Records:
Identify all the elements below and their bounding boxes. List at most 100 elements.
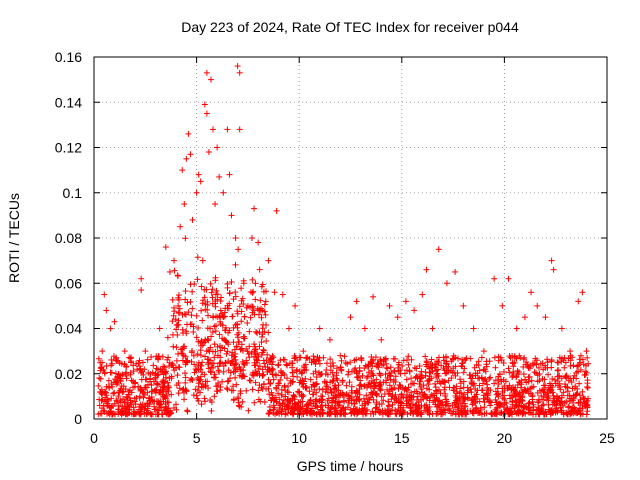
data-point <box>291 407 298 414</box>
data-point <box>549 401 556 408</box>
data-point <box>267 380 274 387</box>
data-point <box>556 354 563 361</box>
data-point <box>173 322 180 329</box>
data-point <box>190 323 197 330</box>
data-point <box>291 393 298 400</box>
data-point <box>351 357 358 364</box>
data-point <box>134 366 141 373</box>
data-point <box>195 376 202 383</box>
data-point <box>221 345 228 352</box>
data-point <box>97 410 104 417</box>
data-point <box>165 383 172 390</box>
data-point <box>275 390 282 397</box>
data-point <box>158 404 165 411</box>
data-point <box>446 384 453 391</box>
data-point <box>460 378 467 385</box>
data-point <box>327 363 334 370</box>
data-point <box>405 361 412 368</box>
data-point <box>555 367 562 374</box>
data-point <box>143 384 150 391</box>
data-point <box>155 407 162 414</box>
data-point <box>389 407 396 414</box>
data-point <box>135 360 142 367</box>
data-point <box>430 399 437 406</box>
data-point <box>207 76 214 83</box>
data-point <box>483 358 490 365</box>
data-point <box>138 369 145 376</box>
data-point <box>137 384 144 391</box>
data-point <box>193 312 200 319</box>
data-point <box>297 354 304 361</box>
data-point <box>192 365 199 372</box>
data-point <box>562 359 569 366</box>
data-point <box>439 399 446 406</box>
data-point <box>369 370 376 377</box>
data-point <box>135 406 142 413</box>
data-point <box>466 372 473 379</box>
data-point <box>313 398 320 405</box>
data-point <box>520 406 527 413</box>
data-point <box>246 354 253 361</box>
data-point <box>148 353 155 360</box>
data-point <box>413 373 420 380</box>
data-point <box>282 411 289 418</box>
data-point <box>189 305 196 312</box>
data-point <box>108 408 115 415</box>
data-point <box>108 362 115 369</box>
data-point <box>432 384 439 391</box>
data-point <box>577 352 584 359</box>
data-point <box>294 373 301 380</box>
data-point <box>149 369 156 376</box>
data-point <box>433 388 440 395</box>
data-point <box>175 379 182 386</box>
data-point <box>473 361 480 368</box>
data-point <box>202 353 209 360</box>
data-point <box>491 275 498 282</box>
data-point <box>406 393 413 400</box>
data-point <box>356 386 363 393</box>
data-point <box>577 392 584 399</box>
data-point <box>540 382 547 389</box>
data-point <box>256 266 263 273</box>
data-point <box>495 353 502 360</box>
data-point <box>334 411 341 418</box>
data-point <box>282 393 289 400</box>
data-point <box>128 401 135 408</box>
data-point <box>521 314 528 321</box>
data-point <box>121 348 128 355</box>
data-point <box>123 393 130 400</box>
data-point <box>574 363 581 370</box>
data-point <box>109 383 116 390</box>
data-point <box>195 359 202 366</box>
data-point <box>408 396 415 403</box>
data-point <box>316 369 323 376</box>
data-point <box>308 383 315 390</box>
data-point <box>269 392 276 399</box>
data-point <box>318 393 325 400</box>
data-point <box>235 402 242 409</box>
data-point <box>513 374 520 381</box>
data-point <box>500 360 507 367</box>
data-point <box>233 360 240 367</box>
data-point <box>396 381 403 388</box>
data-point <box>325 395 332 402</box>
data-point <box>240 335 247 342</box>
data-point <box>138 275 145 282</box>
data-point <box>208 333 215 340</box>
data-point <box>311 358 318 365</box>
data-point <box>372 390 379 397</box>
data-point <box>102 389 109 396</box>
data-point <box>259 307 266 314</box>
data-point <box>95 355 102 362</box>
data-point <box>356 391 363 398</box>
data-point <box>358 408 365 415</box>
data-point <box>127 397 134 404</box>
data-point <box>255 239 262 246</box>
data-point <box>162 244 169 251</box>
data-point <box>514 381 521 388</box>
data-point <box>397 370 404 377</box>
data-point <box>581 399 588 406</box>
data-point <box>250 307 257 314</box>
data-point <box>429 325 436 332</box>
data-point <box>251 362 258 369</box>
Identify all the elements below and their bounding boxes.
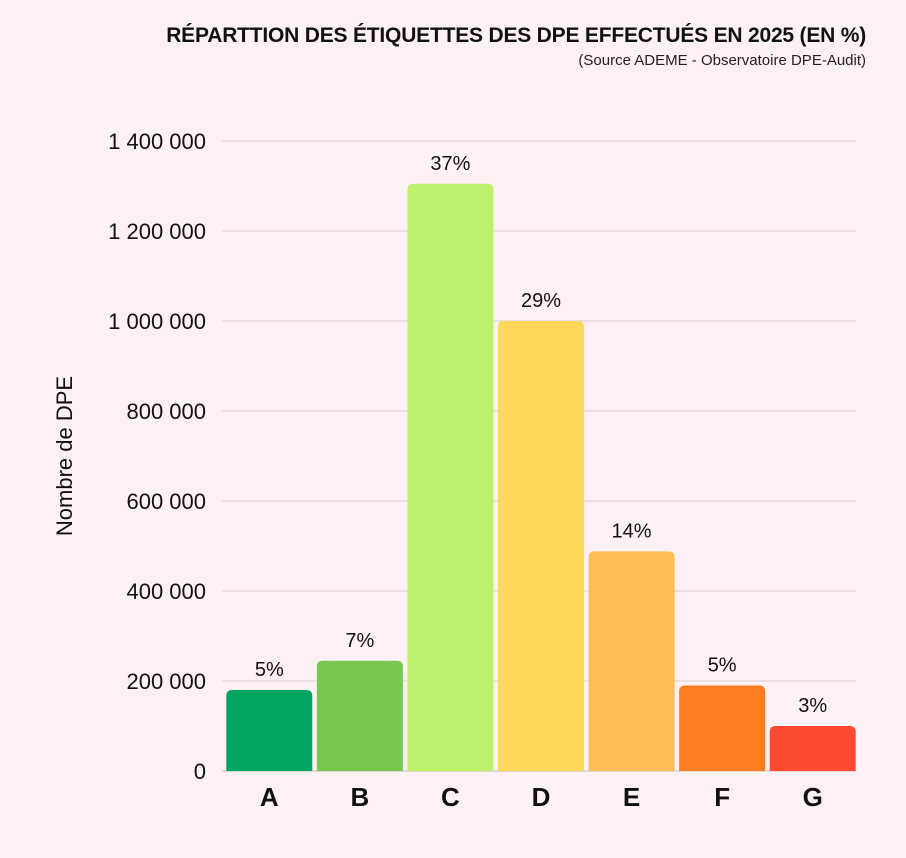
y-tick-label: 600 000 [126, 489, 206, 514]
bar-e [588, 551, 675, 771]
y-tick-label: 0 [194, 759, 206, 784]
y-tick-label: 1 200 000 [108, 219, 206, 244]
y-tick-label: 1 400 000 [108, 129, 206, 154]
y-tick-label: 400 000 [126, 579, 206, 604]
data-label-d: 29% [521, 290, 561, 312]
bar-a [226, 690, 313, 771]
x-tick-label-a: A [260, 782, 279, 812]
data-label-f: 5% [708, 655, 737, 677]
data-labels: 5% 7% 37% 29% 14% 5% 3% [255, 153, 828, 717]
x-axis-ticks: A B C D E F G [260, 782, 823, 812]
data-label-b: 7% [345, 630, 374, 652]
bar-d [498, 321, 584, 771]
x-tick-label-g: G [803, 782, 823, 812]
y-tick-label: 800 000 [126, 399, 206, 424]
x-tick-label-f: F [714, 782, 730, 812]
x-tick-label-d: D [532, 782, 551, 812]
y-tick-label: 200 000 [126, 669, 206, 694]
x-tick-label-b: B [350, 782, 369, 812]
data-label-g: 3% [798, 695, 827, 717]
chart-subtitle: (Source ADEME - Observatoire DPE-Audit) [578, 52, 866, 69]
chart-title: RÉPARTTION DES ÉTIQUETTES DES DPE EFFECT… [166, 24, 866, 47]
bar-g [769, 726, 856, 771]
y-axis-label: Nombre de DPE [52, 376, 77, 536]
data-label-a: 5% [255, 659, 284, 681]
bars [226, 183, 856, 771]
data-label-e: 14% [612, 520, 652, 542]
bar-f [679, 685, 766, 771]
bar-c [407, 183, 494, 771]
y-tick-label: 1 000 000 [108, 309, 206, 334]
data-label-c: 37% [430, 153, 470, 175]
y-axis-ticks: 0 200 000 400 000 600 000 800 000 1 000 000 1 … [108, 129, 206, 784]
bar-b [316, 660, 403, 771]
x-tick-label-e: E [623, 782, 640, 812]
x-tick-label-c: C [441, 782, 460, 812]
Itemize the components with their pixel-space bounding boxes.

What to do: Write out the entire listing above without changing a character, but leave out the pictures.

Final result:
Identify all the elements below and their bounding boxes. List at most 100 elements.
data-point <box>291 407 298 414</box>
data-point <box>549 401 556 408</box>
data-point <box>267 380 274 387</box>
data-point <box>556 354 563 361</box>
data-point <box>173 322 180 329</box>
data-point <box>190 323 197 330</box>
data-point <box>291 393 298 400</box>
data-point <box>351 357 358 364</box>
data-point <box>134 366 141 373</box>
data-point <box>195 376 202 383</box>
data-point <box>221 345 228 352</box>
data-point <box>97 410 104 417</box>
data-point <box>165 383 172 390</box>
data-point <box>275 390 282 397</box>
data-point <box>158 404 165 411</box>
data-point <box>446 384 453 391</box>
data-point <box>460 378 467 385</box>
data-point <box>327 363 334 370</box>
data-point <box>405 361 412 368</box>
data-point <box>555 367 562 374</box>
data-point <box>143 384 150 391</box>
data-point <box>155 407 162 414</box>
data-point <box>389 407 396 414</box>
data-point <box>135 360 142 367</box>
data-point <box>430 399 437 406</box>
data-point <box>207 76 214 83</box>
data-point <box>483 358 490 365</box>
data-point <box>138 369 145 376</box>
data-point <box>137 384 144 391</box>
data-point <box>193 312 200 319</box>
data-point <box>297 354 304 361</box>
data-point <box>192 365 199 372</box>
data-point <box>562 359 569 366</box>
data-point <box>439 399 446 406</box>
data-point <box>369 370 376 377</box>
data-point <box>135 406 142 413</box>
data-point <box>466 372 473 379</box>
data-point <box>313 398 320 405</box>
data-point <box>520 406 527 413</box>
data-point <box>246 354 253 361</box>
data-point <box>148 353 155 360</box>
data-point <box>413 373 420 380</box>
data-point <box>282 411 289 418</box>
data-point <box>189 305 196 312</box>
data-point <box>108 408 115 415</box>
data-point <box>108 362 115 369</box>
data-point <box>432 384 439 391</box>
data-point <box>577 352 584 359</box>
data-point <box>294 373 301 380</box>
data-point <box>149 369 156 376</box>
data-point <box>433 388 440 395</box>
data-point <box>175 379 182 386</box>
data-point <box>473 361 480 368</box>
data-point <box>202 353 209 360</box>
data-point <box>491 275 498 282</box>
data-point <box>406 393 413 400</box>
data-point <box>356 386 363 393</box>
data-point <box>577 392 584 399</box>
data-point <box>540 382 547 389</box>
data-point <box>256 266 263 273</box>
data-point <box>495 353 502 360</box>
data-point <box>334 411 341 418</box>
data-point <box>282 393 289 400</box>
data-point <box>128 401 135 408</box>
data-point <box>521 314 528 321</box>
data-point <box>121 348 128 355</box>
data-point <box>123 393 130 400</box>
data-point <box>574 363 581 370</box>
data-point <box>109 383 116 390</box>
data-point <box>195 359 202 366</box>
data-point <box>408 396 415 403</box>
data-point <box>316 369 323 376</box>
data-point <box>308 383 315 390</box>
data-point <box>269 392 276 399</box>
data-point <box>318 393 325 400</box>
data-point <box>235 402 242 409</box>
data-point <box>513 374 520 381</box>
data-point <box>500 360 507 367</box>
data-point <box>233 360 240 367</box>
data-point <box>396 381 403 388</box>
data-point <box>325 395 332 402</box>
data-point <box>240 335 247 342</box>
data-point <box>138 275 145 282</box>
data-point <box>208 333 215 340</box>
data-point <box>311 358 318 365</box>
data-point <box>372 390 379 397</box>
data-point <box>102 389 109 396</box>
data-point <box>259 307 266 314</box>
data-point <box>95 355 102 362</box>
data-point <box>356 391 363 398</box>
data-point <box>358 408 365 415</box>
data-point <box>127 397 134 404</box>
data-point <box>255 239 262 246</box>
data-point <box>162 244 169 251</box>
data-point <box>514 381 521 388</box>
data-point <box>397 370 404 377</box>
data-point <box>581 399 588 406</box>
data-point <box>250 307 257 314</box>
data-point <box>429 325 436 332</box>
data-point <box>251 362 258 369</box>
Identify all the elements below and their bounding boxes.
y-tick-label: 600 000 [126, 489, 206, 514]
bar-e [588, 551, 675, 771]
y-tick-label: 0 [194, 759, 206, 784]
y-tick-label: 1 200 000 [108, 219, 206, 244]
y-tick-label: 1 400 000 [108, 129, 206, 154]
y-tick-label: 400 000 [126, 579, 206, 604]
data-label-d: 29% [521, 290, 561, 312]
bar-a [226, 690, 313, 771]
x-tick-label-a: A [260, 782, 279, 812]
data-label-f: 5% [708, 655, 737, 677]
data-labels: 5% 7% 37% 29% 14% 5% 3% [255, 153, 828, 717]
x-axis-ticks: A B C D E F G [260, 782, 823, 812]
data-label-b: 7% [345, 630, 374, 652]
bar-d [498, 321, 584, 771]
x-tick-label-g: G [803, 782, 823, 812]
y-tick-label: 800 000 [126, 399, 206, 424]
x-tick-label-f: F [714, 782, 730, 812]
x-tick-label-d: D [532, 782, 551, 812]
y-tick-label: 200 000 [126, 669, 206, 694]
x-tick-label-b: B [350, 782, 369, 812]
data-label-g: 3% [798, 695, 827, 717]
chart-subtitle: (Source ADEME - Observatoire DPE-Audit) [578, 52, 866, 69]
chart-title: RÉPARTTION DES ÉTIQUETTES DES DPE EFFECT… [166, 24, 866, 47]
bar-g [769, 726, 856, 771]
y-axis-label: Nombre de DPE [52, 376, 77, 536]
data-label-a: 5% [255, 659, 284, 681]
bars [226, 183, 856, 771]
data-label-e: 14% [612, 520, 652, 542]
bar-f [679, 685, 766, 771]
bar-c [407, 183, 494, 771]
y-tick-label: 1 000 000 [108, 309, 206, 334]
data-label-c: 37% [430, 153, 470, 175]
y-axis-ticks: 0 200 000 400 000 600 000 800 000 1 000 000 1 … [108, 129, 206, 784]
bar-b [316, 660, 403, 771]
x-tick-label-e: E [623, 782, 640, 812]
x-tick-label-c: C [441, 782, 460, 812]
Itemize the components with their pixel-space bounding boxes.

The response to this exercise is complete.